_TASK BRIEF_:
Find every line in the records that holds the string "JSON". Copy each one.

(Entries from a dataset)
----------

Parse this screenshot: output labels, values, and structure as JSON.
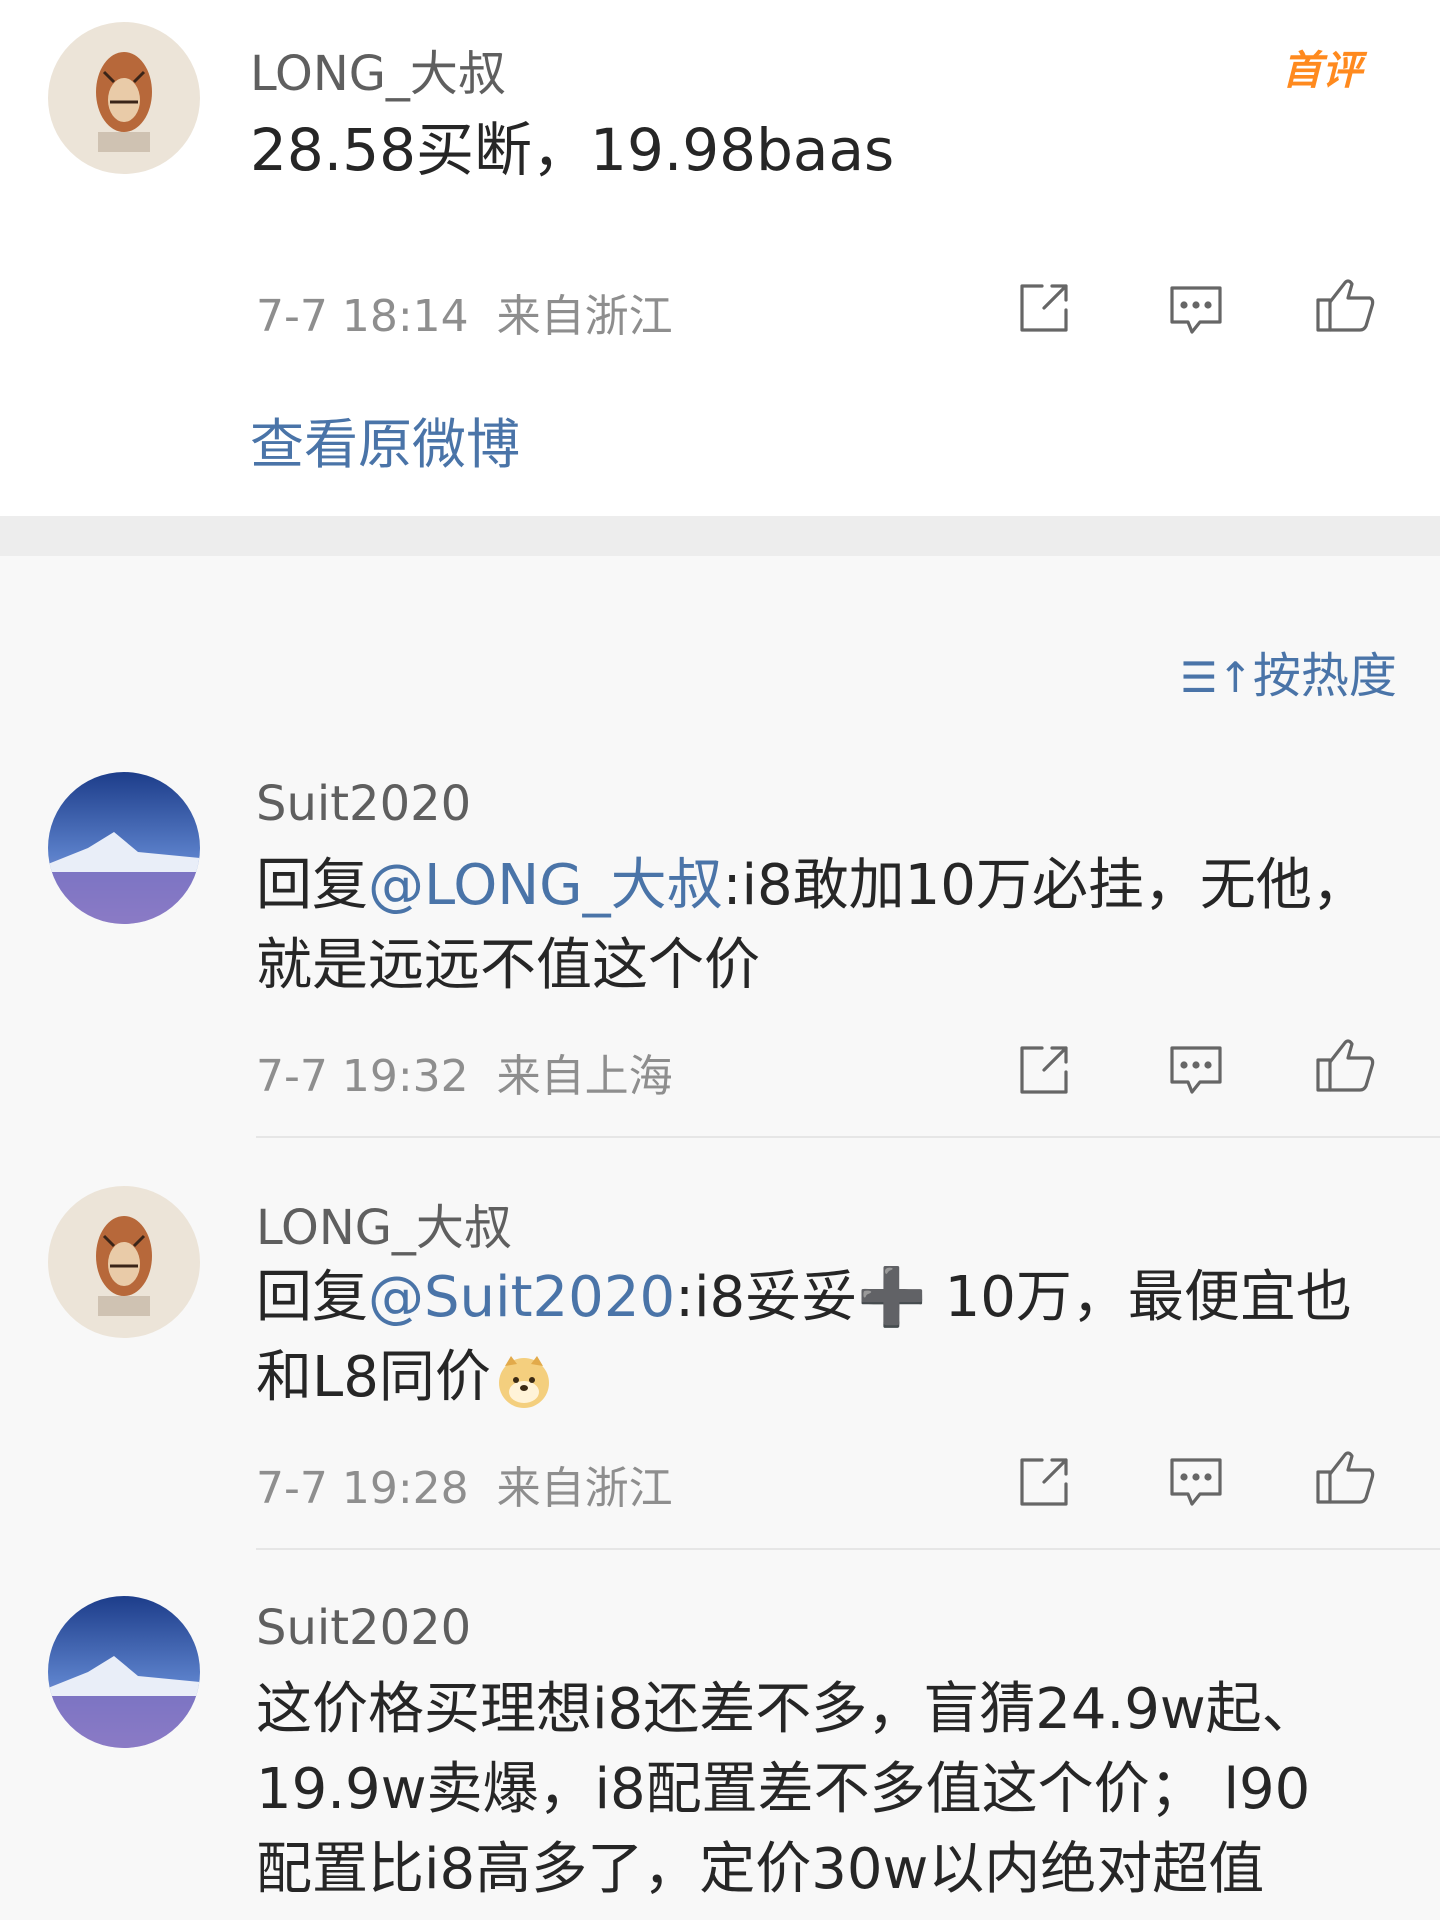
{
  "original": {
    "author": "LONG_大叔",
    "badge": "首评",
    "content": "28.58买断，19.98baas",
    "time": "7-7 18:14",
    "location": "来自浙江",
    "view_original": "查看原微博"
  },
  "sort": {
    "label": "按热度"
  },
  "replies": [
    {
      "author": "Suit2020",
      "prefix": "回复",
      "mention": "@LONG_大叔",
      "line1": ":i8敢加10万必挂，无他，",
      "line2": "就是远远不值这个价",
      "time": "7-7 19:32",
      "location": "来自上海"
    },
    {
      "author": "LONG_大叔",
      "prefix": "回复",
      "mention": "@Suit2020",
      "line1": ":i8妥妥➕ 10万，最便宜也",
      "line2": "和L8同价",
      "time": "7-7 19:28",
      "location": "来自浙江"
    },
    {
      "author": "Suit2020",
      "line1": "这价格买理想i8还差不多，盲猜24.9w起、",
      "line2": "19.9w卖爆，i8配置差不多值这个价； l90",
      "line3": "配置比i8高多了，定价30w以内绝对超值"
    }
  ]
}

----------

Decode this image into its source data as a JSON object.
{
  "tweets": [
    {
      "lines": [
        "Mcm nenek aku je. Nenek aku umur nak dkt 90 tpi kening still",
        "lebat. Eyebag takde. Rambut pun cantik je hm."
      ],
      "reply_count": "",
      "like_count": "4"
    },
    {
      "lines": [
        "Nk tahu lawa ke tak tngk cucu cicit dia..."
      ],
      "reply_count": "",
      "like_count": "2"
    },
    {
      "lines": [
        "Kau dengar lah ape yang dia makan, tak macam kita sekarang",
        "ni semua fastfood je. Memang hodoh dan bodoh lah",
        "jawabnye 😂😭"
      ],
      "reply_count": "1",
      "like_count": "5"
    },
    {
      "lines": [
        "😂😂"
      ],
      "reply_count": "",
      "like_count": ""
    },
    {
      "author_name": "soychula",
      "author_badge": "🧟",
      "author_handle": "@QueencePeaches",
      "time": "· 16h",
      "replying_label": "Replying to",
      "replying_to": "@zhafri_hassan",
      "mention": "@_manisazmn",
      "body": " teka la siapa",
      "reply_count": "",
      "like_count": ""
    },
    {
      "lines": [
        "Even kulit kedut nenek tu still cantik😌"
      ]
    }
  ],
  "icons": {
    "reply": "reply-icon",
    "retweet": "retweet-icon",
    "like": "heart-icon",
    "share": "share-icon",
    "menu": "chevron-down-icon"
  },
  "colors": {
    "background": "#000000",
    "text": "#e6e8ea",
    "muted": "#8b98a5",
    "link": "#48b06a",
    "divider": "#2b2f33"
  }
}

----------

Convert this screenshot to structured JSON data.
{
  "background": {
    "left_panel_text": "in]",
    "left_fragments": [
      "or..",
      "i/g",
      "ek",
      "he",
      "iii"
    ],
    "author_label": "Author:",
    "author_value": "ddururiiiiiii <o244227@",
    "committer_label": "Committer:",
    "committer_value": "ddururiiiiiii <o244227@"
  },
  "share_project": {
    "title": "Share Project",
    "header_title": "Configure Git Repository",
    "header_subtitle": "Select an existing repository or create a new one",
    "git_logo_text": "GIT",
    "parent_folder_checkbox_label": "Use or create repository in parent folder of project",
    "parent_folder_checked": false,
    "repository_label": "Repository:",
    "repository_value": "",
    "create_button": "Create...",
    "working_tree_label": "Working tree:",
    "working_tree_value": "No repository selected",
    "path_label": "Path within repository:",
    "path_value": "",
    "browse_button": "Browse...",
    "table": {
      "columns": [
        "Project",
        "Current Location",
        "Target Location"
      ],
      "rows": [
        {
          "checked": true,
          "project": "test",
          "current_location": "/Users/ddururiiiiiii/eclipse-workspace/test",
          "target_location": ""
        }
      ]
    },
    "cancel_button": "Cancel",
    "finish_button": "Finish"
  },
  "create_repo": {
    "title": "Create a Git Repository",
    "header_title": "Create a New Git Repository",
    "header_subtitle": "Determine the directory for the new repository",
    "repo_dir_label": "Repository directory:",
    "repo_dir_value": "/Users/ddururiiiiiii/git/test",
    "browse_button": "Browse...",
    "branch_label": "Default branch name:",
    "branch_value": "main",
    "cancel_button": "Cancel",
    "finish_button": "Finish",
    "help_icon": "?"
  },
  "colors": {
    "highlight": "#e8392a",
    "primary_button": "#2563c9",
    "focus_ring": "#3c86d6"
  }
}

----------

_RESULT OF THE TASK_:
Parse this screenshot: output labels, values, and structure as JSON.
Decode this image into its source data as a JSON object.
Convert this screenshot to structured JSON data.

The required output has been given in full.